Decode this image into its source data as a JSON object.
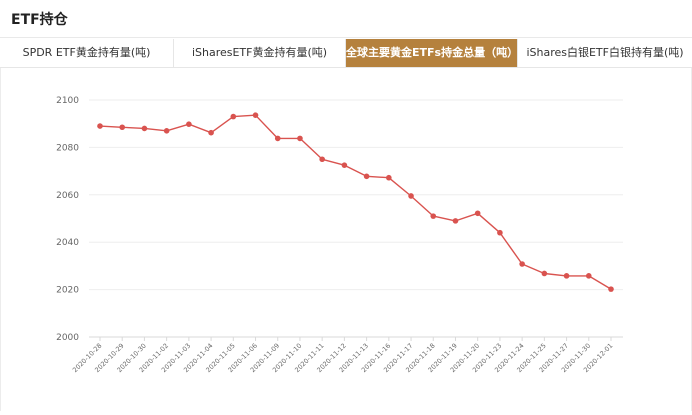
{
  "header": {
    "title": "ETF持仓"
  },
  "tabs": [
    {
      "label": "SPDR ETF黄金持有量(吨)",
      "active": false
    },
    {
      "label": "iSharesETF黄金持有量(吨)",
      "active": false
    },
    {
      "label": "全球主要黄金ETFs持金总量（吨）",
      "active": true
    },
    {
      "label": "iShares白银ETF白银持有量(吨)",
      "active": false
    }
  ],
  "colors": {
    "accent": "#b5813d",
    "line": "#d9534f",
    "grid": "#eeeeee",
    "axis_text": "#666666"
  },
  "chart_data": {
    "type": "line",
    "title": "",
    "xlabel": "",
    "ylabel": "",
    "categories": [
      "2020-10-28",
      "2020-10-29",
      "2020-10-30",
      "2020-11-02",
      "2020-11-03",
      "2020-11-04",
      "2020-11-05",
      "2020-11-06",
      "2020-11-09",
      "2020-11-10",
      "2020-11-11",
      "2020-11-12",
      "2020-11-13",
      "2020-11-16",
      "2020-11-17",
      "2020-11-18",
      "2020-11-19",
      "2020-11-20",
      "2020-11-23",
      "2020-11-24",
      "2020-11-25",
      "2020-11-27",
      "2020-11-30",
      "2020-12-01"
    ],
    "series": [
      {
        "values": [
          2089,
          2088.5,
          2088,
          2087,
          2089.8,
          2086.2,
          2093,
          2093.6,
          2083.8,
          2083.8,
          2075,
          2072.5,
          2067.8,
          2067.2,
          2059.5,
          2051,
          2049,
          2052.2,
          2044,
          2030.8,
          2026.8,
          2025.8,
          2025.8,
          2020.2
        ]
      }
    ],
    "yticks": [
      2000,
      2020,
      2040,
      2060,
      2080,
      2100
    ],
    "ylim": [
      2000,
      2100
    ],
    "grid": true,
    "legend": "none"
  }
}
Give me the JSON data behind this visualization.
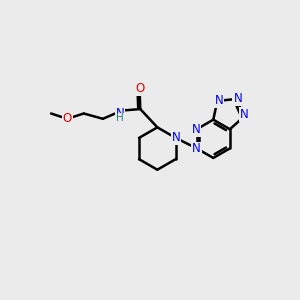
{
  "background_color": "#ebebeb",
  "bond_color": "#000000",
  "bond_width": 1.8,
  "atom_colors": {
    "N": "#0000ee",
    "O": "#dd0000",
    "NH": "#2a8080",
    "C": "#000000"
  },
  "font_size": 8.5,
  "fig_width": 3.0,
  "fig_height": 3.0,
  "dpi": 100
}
• • • •
WHAT YOU WILL DO:
All of the data above should be quoted exactly, except for the pictures.

ANSWER TO THE TASK:
Decode this image into its source data as a JSON object.
{
  "header": {
    "title": "ETF持仓"
  },
  "tabs": [
    {
      "label": "SPDR ETF黄金持有量(吨)",
      "active": false
    },
    {
      "label": "iSharesETF黄金持有量(吨)",
      "active": false
    },
    {
      "label": "全球主要黄金ETFs持金总量（吨）",
      "active": true
    },
    {
      "label": "iShares白银ETF白银持有量(吨)",
      "active": false
    }
  ],
  "colors": {
    "accent": "#b5813d",
    "line": "#d9534f",
    "grid": "#eeeeee",
    "axis_text": "#666666"
  },
  "chart_data": {
    "type": "line",
    "title": "",
    "xlabel": "",
    "ylabel": "",
    "categories": [
      "2020-10-28",
      "2020-10-29",
      "2020-10-30",
      "2020-11-02",
      "2020-11-03",
      "2020-11-04",
      "2020-11-05",
      "2020-11-06",
      "2020-11-09",
      "2020-11-10",
      "2020-11-11",
      "2020-11-12",
      "2020-11-13",
      "2020-11-16",
      "2020-11-17",
      "2020-11-18",
      "2020-11-19",
      "2020-11-20",
      "2020-11-23",
      "2020-11-24",
      "2020-11-25",
      "2020-11-27",
      "2020-11-30",
      "2020-12-01"
    ],
    "series": [
      {
        "values": [
          2089,
          2088.5,
          2088,
          2087,
          2089.8,
          2086.2,
          2093,
          2093.6,
          2083.8,
          2083.8,
          2075,
          2072.5,
          2067.8,
          2067.2,
          2059.5,
          2051,
          2049,
          2052.2,
          2044,
          2030.8,
          2026.8,
          2025.8,
          2025.8,
          2020.2
        ]
      }
    ],
    "yticks": [
      2000,
      2020,
      2040,
      2060,
      2080,
      2100
    ],
    "ylim": [
      2000,
      2100
    ],
    "grid": true,
    "legend": "none"
  }
}
Give me the JSON data behind this visualization.
{
  "background_color": "#ebebeb",
  "bond_color": "#000000",
  "bond_width": 1.8,
  "atom_colors": {
    "N": "#0000ee",
    "O": "#dd0000",
    "NH": "#2a8080",
    "C": "#000000"
  },
  "font_size": 8.5,
  "fig_width": 3.0,
  "fig_height": 3.0,
  "dpi": 100
}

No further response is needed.